(Dataset records)
—————

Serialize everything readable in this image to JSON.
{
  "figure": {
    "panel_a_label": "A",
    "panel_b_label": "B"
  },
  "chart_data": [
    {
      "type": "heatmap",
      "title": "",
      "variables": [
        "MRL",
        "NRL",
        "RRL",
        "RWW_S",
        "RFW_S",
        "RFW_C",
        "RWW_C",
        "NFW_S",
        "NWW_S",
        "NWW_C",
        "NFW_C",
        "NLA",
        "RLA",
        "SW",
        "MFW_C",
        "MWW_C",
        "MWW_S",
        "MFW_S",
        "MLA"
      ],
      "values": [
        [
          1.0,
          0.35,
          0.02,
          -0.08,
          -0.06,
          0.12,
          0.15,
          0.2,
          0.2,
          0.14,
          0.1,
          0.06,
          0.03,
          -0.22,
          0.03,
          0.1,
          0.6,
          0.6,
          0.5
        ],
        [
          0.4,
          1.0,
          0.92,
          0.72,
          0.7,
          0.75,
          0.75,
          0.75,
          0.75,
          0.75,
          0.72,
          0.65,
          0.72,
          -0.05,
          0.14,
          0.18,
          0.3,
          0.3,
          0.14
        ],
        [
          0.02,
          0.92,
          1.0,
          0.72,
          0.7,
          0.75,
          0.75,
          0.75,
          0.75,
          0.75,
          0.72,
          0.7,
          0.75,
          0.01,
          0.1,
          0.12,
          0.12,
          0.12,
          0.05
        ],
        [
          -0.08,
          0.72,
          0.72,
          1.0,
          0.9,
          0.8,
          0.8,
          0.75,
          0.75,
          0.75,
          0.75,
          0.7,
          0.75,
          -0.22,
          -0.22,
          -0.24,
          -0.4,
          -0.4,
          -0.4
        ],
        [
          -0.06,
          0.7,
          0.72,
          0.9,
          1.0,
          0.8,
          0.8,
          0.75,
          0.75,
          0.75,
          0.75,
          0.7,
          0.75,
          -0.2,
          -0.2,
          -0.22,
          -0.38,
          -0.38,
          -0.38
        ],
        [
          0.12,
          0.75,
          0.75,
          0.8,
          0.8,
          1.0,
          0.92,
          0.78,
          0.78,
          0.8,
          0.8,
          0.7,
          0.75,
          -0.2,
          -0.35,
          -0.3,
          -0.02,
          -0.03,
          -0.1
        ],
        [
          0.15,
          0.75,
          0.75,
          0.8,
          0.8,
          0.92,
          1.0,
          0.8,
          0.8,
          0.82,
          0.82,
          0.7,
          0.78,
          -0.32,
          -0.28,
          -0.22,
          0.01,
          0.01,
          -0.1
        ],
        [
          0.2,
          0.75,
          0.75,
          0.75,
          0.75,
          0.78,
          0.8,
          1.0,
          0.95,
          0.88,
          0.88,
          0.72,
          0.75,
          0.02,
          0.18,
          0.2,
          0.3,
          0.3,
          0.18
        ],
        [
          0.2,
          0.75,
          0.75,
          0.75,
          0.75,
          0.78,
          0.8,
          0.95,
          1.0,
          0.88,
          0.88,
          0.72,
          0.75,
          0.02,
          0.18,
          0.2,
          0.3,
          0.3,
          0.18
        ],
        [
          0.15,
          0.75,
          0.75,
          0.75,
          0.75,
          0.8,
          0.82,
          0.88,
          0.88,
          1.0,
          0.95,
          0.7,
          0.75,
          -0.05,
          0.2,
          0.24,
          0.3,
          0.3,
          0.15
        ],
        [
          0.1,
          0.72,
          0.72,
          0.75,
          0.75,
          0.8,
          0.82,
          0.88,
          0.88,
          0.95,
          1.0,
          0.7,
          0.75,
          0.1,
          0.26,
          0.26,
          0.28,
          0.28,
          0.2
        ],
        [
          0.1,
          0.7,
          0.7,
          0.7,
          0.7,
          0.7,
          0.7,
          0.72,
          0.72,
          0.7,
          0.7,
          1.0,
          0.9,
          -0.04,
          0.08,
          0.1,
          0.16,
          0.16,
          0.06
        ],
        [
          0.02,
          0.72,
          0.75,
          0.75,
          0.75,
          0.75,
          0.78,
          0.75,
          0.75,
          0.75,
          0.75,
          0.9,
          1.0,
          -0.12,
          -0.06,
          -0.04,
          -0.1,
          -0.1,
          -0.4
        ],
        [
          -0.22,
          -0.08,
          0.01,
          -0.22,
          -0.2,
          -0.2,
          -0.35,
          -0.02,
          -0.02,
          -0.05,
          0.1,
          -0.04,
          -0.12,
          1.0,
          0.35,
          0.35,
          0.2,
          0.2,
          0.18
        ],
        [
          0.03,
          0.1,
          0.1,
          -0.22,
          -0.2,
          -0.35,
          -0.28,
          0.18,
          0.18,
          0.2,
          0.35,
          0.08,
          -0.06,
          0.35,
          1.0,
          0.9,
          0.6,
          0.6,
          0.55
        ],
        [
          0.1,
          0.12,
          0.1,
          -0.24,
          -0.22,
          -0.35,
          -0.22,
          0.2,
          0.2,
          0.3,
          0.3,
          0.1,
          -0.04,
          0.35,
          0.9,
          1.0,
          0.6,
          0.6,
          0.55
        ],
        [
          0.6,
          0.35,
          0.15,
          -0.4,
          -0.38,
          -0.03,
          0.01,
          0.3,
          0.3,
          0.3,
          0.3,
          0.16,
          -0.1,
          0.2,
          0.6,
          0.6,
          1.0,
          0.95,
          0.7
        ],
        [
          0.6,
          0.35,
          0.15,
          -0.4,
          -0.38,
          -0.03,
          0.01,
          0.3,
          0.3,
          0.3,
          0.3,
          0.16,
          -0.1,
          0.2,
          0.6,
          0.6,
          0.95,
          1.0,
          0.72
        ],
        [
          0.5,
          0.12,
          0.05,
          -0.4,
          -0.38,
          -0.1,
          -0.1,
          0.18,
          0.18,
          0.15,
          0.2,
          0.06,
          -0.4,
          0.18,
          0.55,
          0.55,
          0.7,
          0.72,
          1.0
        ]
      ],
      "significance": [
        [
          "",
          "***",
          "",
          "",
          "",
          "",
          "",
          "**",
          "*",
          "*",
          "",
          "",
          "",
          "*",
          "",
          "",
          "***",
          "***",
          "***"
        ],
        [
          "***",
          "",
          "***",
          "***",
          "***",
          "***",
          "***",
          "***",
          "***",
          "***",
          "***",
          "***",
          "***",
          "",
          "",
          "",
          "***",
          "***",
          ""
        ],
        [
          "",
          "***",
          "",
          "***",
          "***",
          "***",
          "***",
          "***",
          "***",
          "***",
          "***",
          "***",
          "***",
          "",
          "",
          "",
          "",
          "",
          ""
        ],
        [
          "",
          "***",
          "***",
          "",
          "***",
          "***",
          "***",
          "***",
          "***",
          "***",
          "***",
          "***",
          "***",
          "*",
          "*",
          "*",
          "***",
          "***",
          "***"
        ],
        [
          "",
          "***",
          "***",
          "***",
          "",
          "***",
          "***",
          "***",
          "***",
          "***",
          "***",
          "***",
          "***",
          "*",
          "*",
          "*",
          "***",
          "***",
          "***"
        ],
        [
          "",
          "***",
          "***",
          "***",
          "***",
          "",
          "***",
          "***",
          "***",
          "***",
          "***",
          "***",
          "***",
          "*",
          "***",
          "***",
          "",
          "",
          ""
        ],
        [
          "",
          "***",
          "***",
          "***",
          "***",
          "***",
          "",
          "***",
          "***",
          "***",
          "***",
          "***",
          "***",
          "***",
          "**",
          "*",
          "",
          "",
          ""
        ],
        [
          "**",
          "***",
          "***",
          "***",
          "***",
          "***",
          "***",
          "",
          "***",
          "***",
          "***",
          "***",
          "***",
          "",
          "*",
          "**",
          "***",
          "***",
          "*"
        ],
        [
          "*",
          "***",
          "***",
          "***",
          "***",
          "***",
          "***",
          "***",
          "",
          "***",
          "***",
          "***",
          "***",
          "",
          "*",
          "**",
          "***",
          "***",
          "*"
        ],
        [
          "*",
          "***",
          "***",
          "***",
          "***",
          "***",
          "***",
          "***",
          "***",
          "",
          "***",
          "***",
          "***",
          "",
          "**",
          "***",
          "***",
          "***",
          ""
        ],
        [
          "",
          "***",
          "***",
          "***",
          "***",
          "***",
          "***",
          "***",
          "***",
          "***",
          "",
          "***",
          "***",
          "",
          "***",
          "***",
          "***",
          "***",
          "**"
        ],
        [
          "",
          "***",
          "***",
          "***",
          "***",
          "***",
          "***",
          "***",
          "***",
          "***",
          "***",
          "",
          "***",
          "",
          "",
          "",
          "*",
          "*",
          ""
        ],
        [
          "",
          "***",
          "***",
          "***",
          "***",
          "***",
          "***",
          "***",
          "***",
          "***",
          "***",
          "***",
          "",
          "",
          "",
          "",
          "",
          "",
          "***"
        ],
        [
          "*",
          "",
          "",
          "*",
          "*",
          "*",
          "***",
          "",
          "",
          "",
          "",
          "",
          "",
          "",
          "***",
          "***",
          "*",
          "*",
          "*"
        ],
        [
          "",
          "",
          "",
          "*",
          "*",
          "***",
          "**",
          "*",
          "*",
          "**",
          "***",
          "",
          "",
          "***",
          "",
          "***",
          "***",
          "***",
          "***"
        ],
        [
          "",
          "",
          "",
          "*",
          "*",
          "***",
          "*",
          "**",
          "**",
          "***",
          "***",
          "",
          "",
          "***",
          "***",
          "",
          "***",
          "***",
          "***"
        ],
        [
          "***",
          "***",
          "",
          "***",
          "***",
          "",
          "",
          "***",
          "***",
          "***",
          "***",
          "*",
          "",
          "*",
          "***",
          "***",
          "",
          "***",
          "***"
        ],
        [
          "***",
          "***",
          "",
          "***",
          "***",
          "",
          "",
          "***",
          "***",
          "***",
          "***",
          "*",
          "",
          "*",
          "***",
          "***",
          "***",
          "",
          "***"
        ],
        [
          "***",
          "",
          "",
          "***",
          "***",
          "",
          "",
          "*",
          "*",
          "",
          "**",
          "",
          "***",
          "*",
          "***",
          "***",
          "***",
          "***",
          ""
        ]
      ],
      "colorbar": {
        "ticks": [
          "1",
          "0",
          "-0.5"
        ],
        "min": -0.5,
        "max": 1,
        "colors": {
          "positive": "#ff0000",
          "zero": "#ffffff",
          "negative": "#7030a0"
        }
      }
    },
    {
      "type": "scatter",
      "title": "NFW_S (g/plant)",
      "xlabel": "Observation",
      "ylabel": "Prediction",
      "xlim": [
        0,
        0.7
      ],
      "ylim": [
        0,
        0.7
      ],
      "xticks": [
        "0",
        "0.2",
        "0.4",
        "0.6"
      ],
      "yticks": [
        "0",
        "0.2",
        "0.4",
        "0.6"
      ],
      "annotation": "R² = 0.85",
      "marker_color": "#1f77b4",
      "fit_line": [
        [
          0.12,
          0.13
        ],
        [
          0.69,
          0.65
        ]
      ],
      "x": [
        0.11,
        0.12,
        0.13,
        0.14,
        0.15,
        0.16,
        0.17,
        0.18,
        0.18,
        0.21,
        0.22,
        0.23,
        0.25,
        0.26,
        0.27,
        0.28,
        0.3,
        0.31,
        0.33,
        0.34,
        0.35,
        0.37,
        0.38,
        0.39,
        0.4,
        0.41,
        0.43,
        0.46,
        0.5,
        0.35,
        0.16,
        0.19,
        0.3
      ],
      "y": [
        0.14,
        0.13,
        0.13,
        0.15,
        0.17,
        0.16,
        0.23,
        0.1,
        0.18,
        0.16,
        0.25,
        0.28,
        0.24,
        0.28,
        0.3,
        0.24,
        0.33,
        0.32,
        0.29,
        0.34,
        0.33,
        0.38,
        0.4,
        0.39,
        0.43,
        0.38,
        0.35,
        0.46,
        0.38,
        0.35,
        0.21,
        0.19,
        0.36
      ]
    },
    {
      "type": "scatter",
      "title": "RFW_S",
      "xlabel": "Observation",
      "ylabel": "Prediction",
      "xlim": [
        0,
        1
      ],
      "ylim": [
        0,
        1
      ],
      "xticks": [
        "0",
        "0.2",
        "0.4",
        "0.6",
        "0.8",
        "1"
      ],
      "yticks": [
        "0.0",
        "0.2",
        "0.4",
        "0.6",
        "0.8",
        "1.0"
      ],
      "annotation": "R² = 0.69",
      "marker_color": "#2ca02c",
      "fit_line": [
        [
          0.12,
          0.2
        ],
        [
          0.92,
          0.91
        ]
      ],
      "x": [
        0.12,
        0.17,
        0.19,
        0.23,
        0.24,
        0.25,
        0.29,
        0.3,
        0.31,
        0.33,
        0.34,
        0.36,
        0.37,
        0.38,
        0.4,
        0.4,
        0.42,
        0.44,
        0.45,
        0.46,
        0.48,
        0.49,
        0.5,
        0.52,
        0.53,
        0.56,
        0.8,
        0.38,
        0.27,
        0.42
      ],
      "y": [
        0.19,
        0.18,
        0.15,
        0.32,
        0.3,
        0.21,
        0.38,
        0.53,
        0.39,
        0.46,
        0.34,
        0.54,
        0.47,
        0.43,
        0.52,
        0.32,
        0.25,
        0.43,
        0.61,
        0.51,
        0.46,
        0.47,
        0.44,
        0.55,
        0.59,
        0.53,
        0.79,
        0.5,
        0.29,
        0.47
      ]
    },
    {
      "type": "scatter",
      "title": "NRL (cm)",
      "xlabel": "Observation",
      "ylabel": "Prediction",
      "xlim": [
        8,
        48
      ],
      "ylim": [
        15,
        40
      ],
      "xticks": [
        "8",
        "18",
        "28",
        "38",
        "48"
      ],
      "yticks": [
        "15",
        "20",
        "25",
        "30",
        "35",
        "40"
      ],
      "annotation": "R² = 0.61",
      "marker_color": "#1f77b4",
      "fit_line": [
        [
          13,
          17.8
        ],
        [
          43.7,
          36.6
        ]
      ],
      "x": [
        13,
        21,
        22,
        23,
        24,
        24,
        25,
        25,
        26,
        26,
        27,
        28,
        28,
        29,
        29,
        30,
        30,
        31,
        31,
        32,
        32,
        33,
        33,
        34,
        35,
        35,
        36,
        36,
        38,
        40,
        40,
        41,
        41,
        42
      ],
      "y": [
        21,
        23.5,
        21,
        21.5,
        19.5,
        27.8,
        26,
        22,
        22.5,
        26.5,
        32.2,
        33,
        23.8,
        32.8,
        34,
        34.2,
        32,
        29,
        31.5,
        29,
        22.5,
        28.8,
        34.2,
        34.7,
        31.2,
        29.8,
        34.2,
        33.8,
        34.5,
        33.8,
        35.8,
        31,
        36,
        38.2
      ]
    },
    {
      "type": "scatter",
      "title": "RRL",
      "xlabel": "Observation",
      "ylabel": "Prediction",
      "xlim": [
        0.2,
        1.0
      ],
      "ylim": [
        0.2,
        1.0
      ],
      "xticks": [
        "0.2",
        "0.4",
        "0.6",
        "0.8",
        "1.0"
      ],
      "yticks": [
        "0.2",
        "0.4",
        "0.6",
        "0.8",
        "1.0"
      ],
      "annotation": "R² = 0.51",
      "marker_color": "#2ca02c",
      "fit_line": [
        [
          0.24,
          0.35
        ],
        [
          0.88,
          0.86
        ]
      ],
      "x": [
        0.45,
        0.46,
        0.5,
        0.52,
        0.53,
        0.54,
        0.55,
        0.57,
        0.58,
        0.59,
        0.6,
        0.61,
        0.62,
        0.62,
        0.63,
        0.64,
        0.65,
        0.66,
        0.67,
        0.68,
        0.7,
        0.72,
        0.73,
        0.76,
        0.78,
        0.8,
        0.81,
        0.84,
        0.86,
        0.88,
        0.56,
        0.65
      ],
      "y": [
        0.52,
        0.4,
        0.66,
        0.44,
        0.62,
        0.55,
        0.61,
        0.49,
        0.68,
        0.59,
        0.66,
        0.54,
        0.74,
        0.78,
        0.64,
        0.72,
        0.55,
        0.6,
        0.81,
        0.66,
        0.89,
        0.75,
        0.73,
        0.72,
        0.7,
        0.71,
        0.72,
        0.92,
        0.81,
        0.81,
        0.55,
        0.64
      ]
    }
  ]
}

—————

» Objective:
Pull out all lines in the data above that include "annotation".

» The solution:
      "annotation": "R² = 0.85",
      "annotation": "R² = 0.69",
      "annotation": "R² = 0.61",
      "annotation": "R² = 0.51",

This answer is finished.